» PROBLEM TO WORK ON
Transcribe the full listing below exactly.

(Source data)
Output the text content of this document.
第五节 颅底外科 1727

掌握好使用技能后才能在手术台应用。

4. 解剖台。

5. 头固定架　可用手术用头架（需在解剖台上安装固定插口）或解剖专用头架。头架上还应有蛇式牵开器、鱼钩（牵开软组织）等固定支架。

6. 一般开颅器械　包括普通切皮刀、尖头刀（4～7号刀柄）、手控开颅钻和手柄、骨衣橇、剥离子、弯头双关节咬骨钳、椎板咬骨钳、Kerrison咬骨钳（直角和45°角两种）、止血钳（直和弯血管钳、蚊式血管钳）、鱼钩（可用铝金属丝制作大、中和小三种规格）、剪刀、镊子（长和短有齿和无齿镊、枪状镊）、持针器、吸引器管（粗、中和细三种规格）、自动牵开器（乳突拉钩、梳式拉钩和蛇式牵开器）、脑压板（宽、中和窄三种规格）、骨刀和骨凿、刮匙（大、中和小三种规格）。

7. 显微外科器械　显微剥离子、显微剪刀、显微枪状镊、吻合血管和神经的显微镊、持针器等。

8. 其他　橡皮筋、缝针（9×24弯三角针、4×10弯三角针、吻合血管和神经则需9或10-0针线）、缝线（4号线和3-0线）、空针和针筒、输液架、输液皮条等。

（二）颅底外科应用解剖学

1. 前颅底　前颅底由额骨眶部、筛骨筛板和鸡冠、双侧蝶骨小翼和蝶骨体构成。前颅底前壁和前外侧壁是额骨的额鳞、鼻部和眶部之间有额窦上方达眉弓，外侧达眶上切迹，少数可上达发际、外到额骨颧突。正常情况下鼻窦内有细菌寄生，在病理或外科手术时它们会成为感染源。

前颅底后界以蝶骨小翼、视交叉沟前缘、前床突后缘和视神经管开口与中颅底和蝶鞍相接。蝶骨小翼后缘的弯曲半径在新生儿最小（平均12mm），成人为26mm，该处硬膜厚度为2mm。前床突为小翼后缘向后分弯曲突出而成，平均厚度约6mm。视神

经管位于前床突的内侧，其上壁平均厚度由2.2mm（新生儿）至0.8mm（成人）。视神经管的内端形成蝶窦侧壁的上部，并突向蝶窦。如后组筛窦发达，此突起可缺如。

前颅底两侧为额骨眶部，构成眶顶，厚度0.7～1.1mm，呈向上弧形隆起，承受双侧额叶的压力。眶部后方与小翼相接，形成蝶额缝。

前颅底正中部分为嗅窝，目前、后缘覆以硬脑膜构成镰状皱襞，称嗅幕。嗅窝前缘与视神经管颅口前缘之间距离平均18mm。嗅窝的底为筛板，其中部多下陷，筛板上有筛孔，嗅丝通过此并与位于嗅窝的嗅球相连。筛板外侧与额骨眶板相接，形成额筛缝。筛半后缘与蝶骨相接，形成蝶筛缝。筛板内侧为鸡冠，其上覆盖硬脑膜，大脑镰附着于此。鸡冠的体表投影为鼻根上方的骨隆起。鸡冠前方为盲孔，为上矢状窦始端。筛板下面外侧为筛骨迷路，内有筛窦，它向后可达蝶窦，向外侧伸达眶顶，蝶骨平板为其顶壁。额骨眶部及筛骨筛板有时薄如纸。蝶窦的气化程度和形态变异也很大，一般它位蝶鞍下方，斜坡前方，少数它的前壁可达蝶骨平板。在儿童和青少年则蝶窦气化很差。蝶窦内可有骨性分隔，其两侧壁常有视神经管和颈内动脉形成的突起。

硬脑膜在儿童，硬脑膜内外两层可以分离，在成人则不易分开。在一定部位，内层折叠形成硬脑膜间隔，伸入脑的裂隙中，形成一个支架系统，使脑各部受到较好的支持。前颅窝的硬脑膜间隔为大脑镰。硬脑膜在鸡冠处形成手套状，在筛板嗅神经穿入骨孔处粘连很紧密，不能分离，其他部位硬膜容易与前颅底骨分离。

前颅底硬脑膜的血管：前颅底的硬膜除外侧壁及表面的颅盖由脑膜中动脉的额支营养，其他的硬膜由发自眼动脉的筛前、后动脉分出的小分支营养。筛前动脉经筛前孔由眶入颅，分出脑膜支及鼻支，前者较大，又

» ANSWER TO THE EXERCISE
Output the text content of this document.
第五节 颅底外科 1727

掌握好使用技能后才能在手术台应用。

4. 解剖台。

5. 头固定架　可用手术用头架（需在解剖台上安装固定插口）或解剖专用头架。头架上还应有蛇式牵开器、鱼钩（牵开软组织）等固定支架。

6. 一般开颅器械　包括普通切皮刀、尖头刀（4～7号刀柄）、手控开颅钻和手柄、骨衣橇、剥离子、弯头双关节咬骨钳、椎板咬骨钳、Kerrison咬骨钳（直角和45°角两种）、止血钳（直和弯血管钳、蚊式血管钳）、鱼钩（可用铝金属丝制作大、中和小三种规格）、剪刀、镊子（长和短有齿和无齿镊、枪状镊）、持针器、吸引器管（粗、中和细三种规格）、自动牵开器（乳突拉钩、梳式拉钩和蛇式牵开器）、脑压板（宽、中和窄三种规格）、骨刀和骨凿、刮匙（大、中和小三种规格）。

7. 显微外科器械　显微剥离子、显微剪刀、显微枪状镊、吻合血管和神经的显微镊、持针器等。

8. 其他　橡皮筋、缝针（9×24弯三角针、4×10弯三角针、吻合血管和神经则需9或10-0针线）、缝线（4号线和3-0线）、空针和针筒、输液架、输液皮条等。

（二）颅底外科应用解剖学

1. 前颅底　前颅底由额骨眶部、筛骨筛板和鸡冠、双侧蝶骨小翼和蝶骨体构成。前颅底前壁和前外侧壁是额骨的额鳞、鼻部和眶部之间有额窦上方达眉弓，外侧达眶上切迹，少数可上达发际、外到额骨颧突。正常情况下鼻窦内有细菌寄生，在病理或外科手术时它们会成为感染源。

前颅底后界以蝶骨小翼、视交叉沟前缘、前床突后缘和视神经管开口与中颅底和蝶鞍相接。蝶骨小翼后缘的弯曲半径在新生儿最小（平均12mm），成人为26mm，该处硬膜厚度为2mm。前床突为小翼后缘向后分弯曲突出而成，平均厚度约6mm。视神

经管位于前床突的内侧，其上壁平均厚度由2.2mm（新生儿）至0.8mm（成人）。视神经管的内端形成蝶窦侧壁的上部，并突向蝶窦。如后组筛窦发达，此突起可缺如。

前颅底两侧为额骨眶部，构成眶顶，厚度0.7～1.1mm，呈向上弧形隆起，承受双侧额叶的压力。眶部后方与小翼相接，形成蝶额缝。

前颅底正中部分为嗅窝，目前、后缘覆以硬脑膜构成镰状皱襞，称嗅幕。嗅窝前缘与视神经管颅口前缘之间距离平均18mm。嗅窝的底为筛板，其中部多下陷，筛板上有筛孔，嗅丝通过此并与位于嗅窝的嗅球相连。筛板外侧与额骨眶板相接，形成额筛缝。筛半后缘与蝶骨相接，形成蝶筛缝。筛板内侧为鸡冠，其上覆盖硬脑膜，大脑镰附着于此。鸡冠的体表投影为鼻根上方的骨隆起。鸡冠前方为盲孔，为上矢状窦始端。筛板下面外侧为筛骨迷路，内有筛窦，它向后可达蝶窦，向外侧伸达眶顶，蝶骨平板为其顶壁。额骨眶部及筛骨筛板有时薄如纸。蝶窦的气化程度和形态变异也很大，一般它位蝶鞍下方，斜坡前方，少数它的前壁可达蝶骨平板。在儿童和青少年则蝶窦气化很差。蝶窦内可有骨性分隔，其两侧壁常有视神经管和颈内动脉形成的突起。

硬脑膜在儿童，硬脑膜内外两层可以分离，在成人则不易分开。在一定部位，内层折叠形成硬脑膜间隔，伸入脑的裂隙中，形成一个支架系统，使脑各部受到较好的支持。前颅窝的硬脑膜间隔为大脑镰。硬脑膜在鸡冠处形成手套状，在筛板嗅神经穿入骨孔处粘连很紧密，不能分离，其他部位硬膜容易与前颅底骨分离。

前颅底硬脑膜的血管：前颅底的硬膜除外侧壁及表面的颅盖由脑膜中动脉的额支营养，其他的硬膜由发自眼动脉的筛前、后动脉分出的小分支营养。筛前动脉经筛前孔由眶入颅，分出脑膜支及鼻支，前者较大，又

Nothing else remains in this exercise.